_The problem:_
Print the entries in full, word for word, but not the pictures.

==== Material for this exercise

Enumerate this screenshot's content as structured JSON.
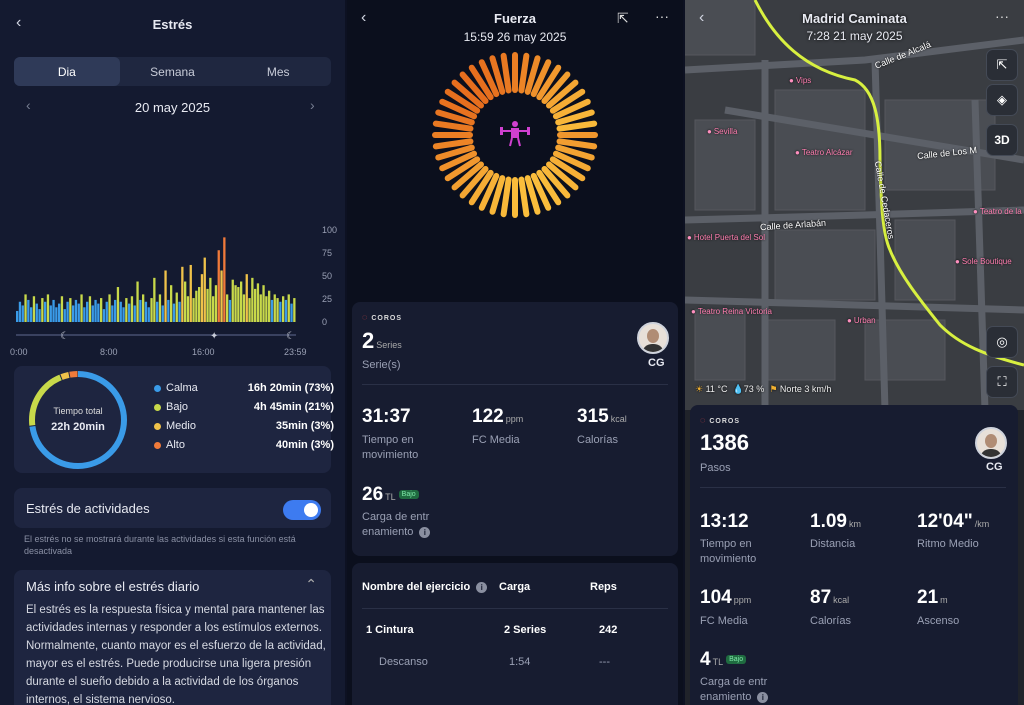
{
  "stress": {
    "title": "Estrés",
    "tabs": [
      "Dia",
      "Semana",
      "Mes"
    ],
    "date": "20 may 2025",
    "yticks": [
      "100",
      "75",
      "50",
      "25",
      "0"
    ],
    "xticks": [
      "0:00",
      "8:00",
      "16:00",
      "23:59"
    ],
    "ring_center_label": "Tiempo total",
    "ring_center_value": "22h 20min",
    "legend": [
      {
        "label": "Calma",
        "value": "16h 20min (73%)",
        "color": "#3a9be8",
        "fraction": 0.73
      },
      {
        "label": "Bajo",
        "value": "4h 45min (21%)",
        "color": "#c8d94a",
        "fraction": 0.21
      },
      {
        "label": "Medio",
        "value": "35min (3%)",
        "color": "#f0c24a",
        "fraction": 0.03
      },
      {
        "label": "Alto",
        "value": "40min (3%)",
        "color": "#f07a3a",
        "fraction": 0.03
      }
    ],
    "activity_toggle_label": "Estrés de actividades",
    "activity_toggle_on": true,
    "activity_note": "El estrés no se mostrará durante las actividades si esta función está desactivada",
    "more_info_title": "Más info sobre el estrés diario",
    "more_info_text": "El estrés es la respuesta física y mental para mantener las actividades internas y responder a los estímulos externos. Normalmente, cuanto mayor es el esfuerzo de la actividad, mayor es el estrés. Puede producirse una ligera presión durante el sueño debido a la actividad de los órganos internos, el sistema nervioso."
  },
  "chart_data": {
    "type": "bar",
    "title": "",
    "ylim": [
      0,
      100
    ],
    "y_ticks": [
      0,
      25,
      50,
      75,
      100
    ],
    "x_ticks": [
      "0:00",
      "8:00",
      "16:00",
      "23:59"
    ],
    "grid": false,
    "series": [
      {
        "name": "Calma",
        "color": "#3a9be8"
      },
      {
        "name": "Bajo",
        "color": "#c8d94a"
      },
      {
        "name": "Medio",
        "color": "#f0c24a"
      },
      {
        "name": "Alto",
        "color": "#f07a3a"
      }
    ],
    "values": [
      12,
      22,
      18,
      30,
      24,
      16,
      28,
      20,
      14,
      26,
      22,
      30,
      18,
      24,
      16,
      20,
      28,
      14,
      22,
      26,
      18,
      24,
      20,
      30,
      16,
      22,
      28,
      18,
      24,
      20,
      26,
      14,
      22,
      30,
      18,
      24,
      38,
      22,
      16,
      26,
      20,
      28,
      18,
      44,
      24,
      30,
      22,
      16,
      26,
      48,
      22,
      30,
      18,
      56,
      24,
      40,
      20,
      32,
      22,
      60,
      44,
      28,
      62,
      26,
      34,
      38,
      52,
      70,
      36,
      48,
      28,
      40,
      78,
      56,
      92,
      30,
      24,
      46,
      40,
      38,
      44,
      30,
      52,
      26,
      48,
      36,
      42,
      30,
      40,
      28,
      34,
      24,
      30,
      26,
      22,
      28,
      24,
      30,
      20,
      26
    ]
  },
  "strength": {
    "title": "Fuerza",
    "datetime": "15:59 26 may 2025",
    "brand": "COROS",
    "series_value": "2",
    "series_unit": "Series",
    "series_label": "Serie(s)",
    "user_initials": "CG",
    "time_value": "31:37",
    "time_label": "Tiempo en movimiento",
    "hr_value": "122",
    "hr_unit": "ppm",
    "hr_label": "FC Media",
    "cal_value": "315",
    "cal_unit": "kcal",
    "cal_label": "Calorías",
    "load_value": "26",
    "load_unit": "TL",
    "load_badge": "Bajo",
    "load_label": "Carga de entr enamiento",
    "table_headers": [
      "Nombre del ejercicio",
      "Carga",
      "Reps"
    ],
    "rows": [
      {
        "name": "1 Cintura",
        "load": "2 Series",
        "reps": "242"
      },
      {
        "name": "Descanso",
        "load": "1:54",
        "reps": "---"
      }
    ]
  },
  "walk": {
    "title": "Madrid Caminata",
    "datetime": "7:28 21 may 2025",
    "map_btn_3d": "3D",
    "streets": [
      "Calle de Alcalá",
      "Calle de Los M",
      "Calle de Cedaceros",
      "Calle de Arlabán"
    ],
    "pois": [
      "Teatro Alcázar",
      "Sevilla",
      "Teatro Reina Victoria",
      "Urban",
      "Teatro de la",
      "Sole Boutique",
      "Hotel Puerta del Sol",
      "Vips"
    ],
    "weather": {
      "temp": "11 °C",
      "humidity": "73 %",
      "wind": "Norte 3 km/h"
    },
    "brand": "COROS",
    "steps_value": "1386",
    "steps_label": "Pasos",
    "user_initials": "CG",
    "time_value": "13:12",
    "time_label": "Tiempo en movimiento",
    "dist_value": "1.09",
    "dist_unit": "km",
    "dist_label": "Distancia",
    "pace_value": "12'04\"",
    "pace_unit": "/km",
    "pace_label": "Ritmo Medio",
    "hr_value": "104",
    "hr_unit": "ppm",
    "hr_label": "FC Media",
    "cal_value": "87",
    "cal_unit": "kcal",
    "cal_label": "Calorías",
    "asc_value": "21",
    "asc_unit": "m",
    "asc_label": "Ascenso",
    "load_value": "4",
    "load_unit": "TL",
    "load_badge": "Bajo",
    "load_label": "Carga de entr enamiento"
  }
}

========

_Exercise response:_
Enumerate this screenshot's content as structured JSON.
{
  "stress": {
    "title": "Estrés",
    "tabs": [
      "Dia",
      "Semana",
      "Mes"
    ],
    "date": "20 may 2025",
    "yticks": [
      "100",
      "75",
      "50",
      "25",
      "0"
    ],
    "xticks": [
      "0:00",
      "8:00",
      "16:00",
      "23:59"
    ],
    "ring_center_label": "Tiempo total",
    "ring_center_value": "22h 20min",
    "legend": [
      {
        "label": "Calma",
        "value": "16h 20min (73%)",
        "color": "#3a9be8",
        "fraction": 0.73
      },
      {
        "label": "Bajo",
        "value": "4h 45min (21%)",
        "color": "#c8d94a",
        "fraction": 0.21
      },
      {
        "label": "Medio",
        "value": "35min (3%)",
        "color": "#f0c24a",
        "fraction": 0.03
      },
      {
        "label": "Alto",
        "value": "40min (3%)",
        "color": "#f07a3a",
        "fraction": 0.03
      }
    ],
    "activity_toggle_label": "Estrés de actividades",
    "activity_toggle_on": true,
    "activity_note": "El estrés no se mostrará durante las actividades si esta función está desactivada",
    "more_info_title": "Más info sobre el estrés diario",
    "more_info_text": "El estrés es la respuesta física y mental para mantener las actividades internas y responder a los estímulos externos. Normalmente, cuanto mayor es el esfuerzo de la actividad, mayor es el estrés. Puede producirse una ligera presión durante el sueño debido a la actividad de los órganos internos, el sistema nervioso."
  },
  "chart_data": {
    "type": "bar",
    "title": "",
    "ylim": [
      0,
      100
    ],
    "y_ticks": [
      0,
      25,
      50,
      75,
      100
    ],
    "x_ticks": [
      "0:00",
      "8:00",
      "16:00",
      "23:59"
    ],
    "grid": false,
    "series": [
      {
        "name": "Calma",
        "color": "#3a9be8"
      },
      {
        "name": "Bajo",
        "color": "#c8d94a"
      },
      {
        "name": "Medio",
        "color": "#f0c24a"
      },
      {
        "name": "Alto",
        "color": "#f07a3a"
      }
    ],
    "values": [
      12,
      22,
      18,
      30,
      24,
      16,
      28,
      20,
      14,
      26,
      22,
      30,
      18,
      24,
      16,
      20,
      28,
      14,
      22,
      26,
      18,
      24,
      20,
      30,
      16,
      22,
      28,
      18,
      24,
      20,
      26,
      14,
      22,
      30,
      18,
      24,
      38,
      22,
      16,
      26,
      20,
      28,
      18,
      44,
      24,
      30,
      22,
      16,
      26,
      48,
      22,
      30,
      18,
      56,
      24,
      40,
      20,
      32,
      22,
      60,
      44,
      28,
      62,
      26,
      34,
      38,
      52,
      70,
      36,
      48,
      28,
      40,
      78,
      56,
      92,
      30,
      24,
      46,
      40,
      38,
      44,
      30,
      52,
      26,
      48,
      36,
      42,
      30,
      40,
      28,
      34,
      24,
      30,
      26,
      22,
      28,
      24,
      30,
      20,
      26
    ]
  },
  "strength": {
    "title": "Fuerza",
    "datetime": "15:59 26 may 2025",
    "brand": "COROS",
    "series_value": "2",
    "series_unit": "Series",
    "series_label": "Serie(s)",
    "user_initials": "CG",
    "time_value": "31:37",
    "time_label": "Tiempo en movimiento",
    "hr_value": "122",
    "hr_unit": "ppm",
    "hr_label": "FC Media",
    "cal_value": "315",
    "cal_unit": "kcal",
    "cal_label": "Calorías",
    "load_value": "26",
    "load_unit": "TL",
    "load_badge": "Bajo",
    "load_label": "Carga de entr enamiento",
    "table_headers": [
      "Nombre del ejercicio",
      "Carga",
      "Reps"
    ],
    "rows": [
      {
        "name": "1 Cintura",
        "load": "2 Series",
        "reps": "242"
      },
      {
        "name": "Descanso",
        "load": "1:54",
        "reps": "---"
      }
    ]
  },
  "walk": {
    "title": "Madrid Caminata",
    "datetime": "7:28 21 may 2025",
    "map_btn_3d": "3D",
    "streets": [
      "Calle de Alcalá",
      "Calle de Los M",
      "Calle de Cedaceros",
      "Calle de Arlabán"
    ],
    "pois": [
      "Teatro Alcázar",
      "Sevilla",
      "Teatro Reina Victoria",
      "Urban",
      "Teatro de la",
      "Sole Boutique",
      "Hotel Puerta del Sol",
      "Vips"
    ],
    "weather": {
      "temp": "11 °C",
      "humidity": "73 %",
      "wind": "Norte 3 km/h"
    },
    "brand": "COROS",
    "steps_value": "1386",
    "steps_label": "Pasos",
    "user_initials": "CG",
    "time_value": "13:12",
    "time_label": "Tiempo en movimiento",
    "dist_value": "1.09",
    "dist_unit": "km",
    "dist_label": "Distancia",
    "pace_value": "12'04\"",
    "pace_unit": "/km",
    "pace_label": "Ritmo Medio",
    "hr_value": "104",
    "hr_unit": "ppm",
    "hr_label": "FC Media",
    "cal_value": "87",
    "cal_unit": "kcal",
    "cal_label": "Calorías",
    "asc_value": "21",
    "asc_unit": "m",
    "asc_label": "Ascenso",
    "load_value": "4",
    "load_unit": "TL",
    "load_badge": "Bajo",
    "load_label": "Carga de entr enamiento"
  }
}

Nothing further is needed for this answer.